*Dataset rows*:
------
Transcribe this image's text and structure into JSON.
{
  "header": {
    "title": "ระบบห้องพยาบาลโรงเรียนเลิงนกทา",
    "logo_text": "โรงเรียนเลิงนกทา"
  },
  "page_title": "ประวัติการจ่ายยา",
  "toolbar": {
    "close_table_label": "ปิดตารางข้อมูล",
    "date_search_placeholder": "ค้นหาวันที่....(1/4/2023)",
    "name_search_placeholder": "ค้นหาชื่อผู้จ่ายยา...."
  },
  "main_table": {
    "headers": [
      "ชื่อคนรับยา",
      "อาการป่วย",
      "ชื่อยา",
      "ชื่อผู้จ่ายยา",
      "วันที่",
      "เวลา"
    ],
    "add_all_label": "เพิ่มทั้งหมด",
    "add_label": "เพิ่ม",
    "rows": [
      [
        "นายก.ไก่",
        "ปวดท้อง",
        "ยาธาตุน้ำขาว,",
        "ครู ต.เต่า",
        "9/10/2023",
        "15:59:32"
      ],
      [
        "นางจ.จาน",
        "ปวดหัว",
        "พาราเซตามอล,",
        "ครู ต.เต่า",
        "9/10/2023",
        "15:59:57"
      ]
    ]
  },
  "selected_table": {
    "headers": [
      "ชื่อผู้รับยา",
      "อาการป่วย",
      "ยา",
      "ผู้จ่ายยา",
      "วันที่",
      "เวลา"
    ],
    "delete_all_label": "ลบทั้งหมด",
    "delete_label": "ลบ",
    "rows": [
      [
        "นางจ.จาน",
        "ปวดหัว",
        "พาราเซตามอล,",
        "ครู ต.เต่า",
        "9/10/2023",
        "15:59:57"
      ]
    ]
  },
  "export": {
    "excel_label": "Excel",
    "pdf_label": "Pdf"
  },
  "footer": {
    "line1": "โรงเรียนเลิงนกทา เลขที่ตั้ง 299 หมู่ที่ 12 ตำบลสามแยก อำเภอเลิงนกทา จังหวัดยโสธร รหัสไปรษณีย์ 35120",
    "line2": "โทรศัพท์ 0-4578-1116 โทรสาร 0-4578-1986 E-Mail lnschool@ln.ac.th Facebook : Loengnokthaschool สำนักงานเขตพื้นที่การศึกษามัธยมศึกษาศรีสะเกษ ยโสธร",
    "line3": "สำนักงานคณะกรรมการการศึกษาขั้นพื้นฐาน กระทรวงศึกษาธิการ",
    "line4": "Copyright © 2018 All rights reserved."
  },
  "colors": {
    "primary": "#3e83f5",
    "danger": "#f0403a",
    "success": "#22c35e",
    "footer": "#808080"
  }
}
------
*Objective*: Return the entries above exactly, each one complete.

*Exercise solution*:
Transcribe this image's text and structure into JSON.
{
  "header": {
    "title": "ระบบห้องพยาบาลโรงเรียนเลิงนกทา",
    "logo_text": "โรงเรียนเลิงนกทา"
  },
  "page_title": "ประวัติการจ่ายยา",
  "toolbar": {
    "close_table_label": "ปิดตารางข้อมูล",
    "date_search_placeholder": "ค้นหาวันที่....(1/4/2023)",
    "name_search_placeholder": "ค้นหาชื่อผู้จ่ายยา...."
  },
  "main_table": {
    "headers": [
      "ชื่อคนรับยา",
      "อาการป่วย",
      "ชื่อยา",
      "ชื่อผู้จ่ายยา",
      "วันที่",
      "เวลา"
    ],
    "add_all_label": "เพิ่มทั้งหมด",
    "add_label": "เพิ่ม",
    "rows": [
      [
        "นายก.ไก่",
        "ปวดท้อง",
        "ยาธาตุน้ำขาว,",
        "ครู ต.เต่า",
        "9/10/2023",
        "15:59:32"
      ],
      [
        "นางจ.จาน",
        "ปวดหัว",
        "พาราเซตามอล,",
        "ครู ต.เต่า",
        "9/10/2023",
        "15:59:57"
      ]
    ]
  },
  "selected_table": {
    "headers": [
      "ชื่อผู้รับยา",
      "อาการป่วย",
      "ยา",
      "ผู้จ่ายยา",
      "วันที่",
      "เวลา"
    ],
    "delete_all_label": "ลบทั้งหมด",
    "delete_label": "ลบ",
    "rows": [
      [
        "นางจ.จาน",
        "ปวดหัว",
        "พาราเซตามอล,",
        "ครู ต.เต่า",
        "9/10/2023",
        "15:59:57"
      ]
    ]
  },
  "export": {
    "excel_label": "Excel",
    "pdf_label": "Pdf"
  },
  "footer": {
    "line1": "โรงเรียนเลิงนกทา เลขที่ตั้ง 299 หมู่ที่ 12 ตำบลสามแยก อำเภอเลิงนกทา จังหวัดยโสธร รหัสไปรษณีย์ 35120",
    "line2": "โทรศัพท์ 0-4578-1116 โทรสาร 0-4578-1986 E-Mail lnschool@ln.ac.th Facebook : Loengnokthaschool สำนักงานเขตพื้นที่การศึกษามัธยมศึกษาศรีสะเกษ ยโสธร",
    "line3": "สำนักงานคณะกรรมการการศึกษาขั้นพื้นฐาน กระทรวงศึกษาธิการ",
    "line4": "Copyright © 2018 All rights reserved."
  },
  "colors": {
    "primary": "#3e83f5",
    "danger": "#f0403a",
    "success": "#22c35e",
    "footer": "#808080"
  }
}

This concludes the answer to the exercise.